-- START --

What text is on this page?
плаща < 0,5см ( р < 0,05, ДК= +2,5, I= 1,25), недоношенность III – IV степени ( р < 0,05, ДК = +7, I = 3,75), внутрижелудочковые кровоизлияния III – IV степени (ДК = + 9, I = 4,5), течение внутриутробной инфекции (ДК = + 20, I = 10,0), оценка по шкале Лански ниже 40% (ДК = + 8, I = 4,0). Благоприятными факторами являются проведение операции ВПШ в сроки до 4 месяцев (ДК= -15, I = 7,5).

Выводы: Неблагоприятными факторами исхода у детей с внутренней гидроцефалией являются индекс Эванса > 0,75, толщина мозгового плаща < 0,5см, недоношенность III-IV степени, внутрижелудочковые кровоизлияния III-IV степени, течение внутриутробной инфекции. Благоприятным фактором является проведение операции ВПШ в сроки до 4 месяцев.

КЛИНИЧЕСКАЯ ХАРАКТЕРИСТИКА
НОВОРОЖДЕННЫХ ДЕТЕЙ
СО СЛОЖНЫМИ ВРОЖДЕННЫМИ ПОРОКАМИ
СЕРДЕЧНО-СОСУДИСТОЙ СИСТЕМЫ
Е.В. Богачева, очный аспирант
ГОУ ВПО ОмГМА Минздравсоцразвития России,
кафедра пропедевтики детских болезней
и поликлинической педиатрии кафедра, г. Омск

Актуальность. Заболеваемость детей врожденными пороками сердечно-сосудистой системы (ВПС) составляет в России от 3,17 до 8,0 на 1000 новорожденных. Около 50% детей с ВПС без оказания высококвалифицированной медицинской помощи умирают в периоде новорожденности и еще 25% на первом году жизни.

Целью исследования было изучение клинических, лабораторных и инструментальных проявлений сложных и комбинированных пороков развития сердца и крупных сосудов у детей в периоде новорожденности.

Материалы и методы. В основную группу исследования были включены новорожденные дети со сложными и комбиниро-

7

-- END --

## Required task:
Set down the listing in full, keeping every word exactly as it is.

## Response below:
What text is on this page?
плаща < 0,5см ( р < 0,05, ДК= +2,5, I= 1,25), недоношенность III – IV степени ( р < 0,05, ДК = +7, I = 3,75), внутрижелудочковые кровоизлияния III – IV степени (ДК = + 9, I = 4,5), течение внутриутробной инфекции (ДК = + 20, I = 10,0), оценка по шкале Лански ниже 40% (ДК = + 8, I = 4,0). Благоприятными факторами являются проведение операции ВПШ в сроки до 4 месяцев (ДК= -15, I = 7,5).

Выводы: Неблагоприятными факторами исхода у детей с внутренней гидроцефалией являются индекс Эванса > 0,75, толщина мозгового плаща < 0,5см, недоношенность III-IV степени, внутрижелудочковые кровоизлияния III-IV степени, течение внутриутробной инфекции. Благоприятным фактором является проведение операции ВПШ в сроки до 4 месяцев.

КЛИНИЧЕСКАЯ ХАРАКТЕРИСТИКА
НОВОРОЖДЕННЫХ ДЕТЕЙ
СО СЛОЖНЫМИ ВРОЖДЕННЫМИ ПОРОКАМИ
СЕРДЕЧНО-СОСУДИСТОЙ СИСТЕМЫ
Е.В. Богачева, очный аспирант
ГОУ ВПО ОмГМА Минздравсоцразвития России,
кафедра пропедевтики детских болезней
и поликлинической педиатрии кафедра, г. Омск

Актуальность. Заболеваемость детей врожденными пороками сердечно-сосудистой системы (ВПС) составляет в России от 3,17 до 8,0 на 1000 новорожденных. Около 50% детей с ВПС без оказания высококвалифицированной медицинской помощи умирают в периоде новорожденности и еще 25% на первом году жизни.

Целью исследования было изучение клинических, лабораторных и инструментальных проявлений сложных и комбинированных пороков развития сердца и крупных сосудов у детей в периоде новорожденности.

Материалы и методы. В основную группу исследования были включены новорожденные дети со сложными и комбиниро-

7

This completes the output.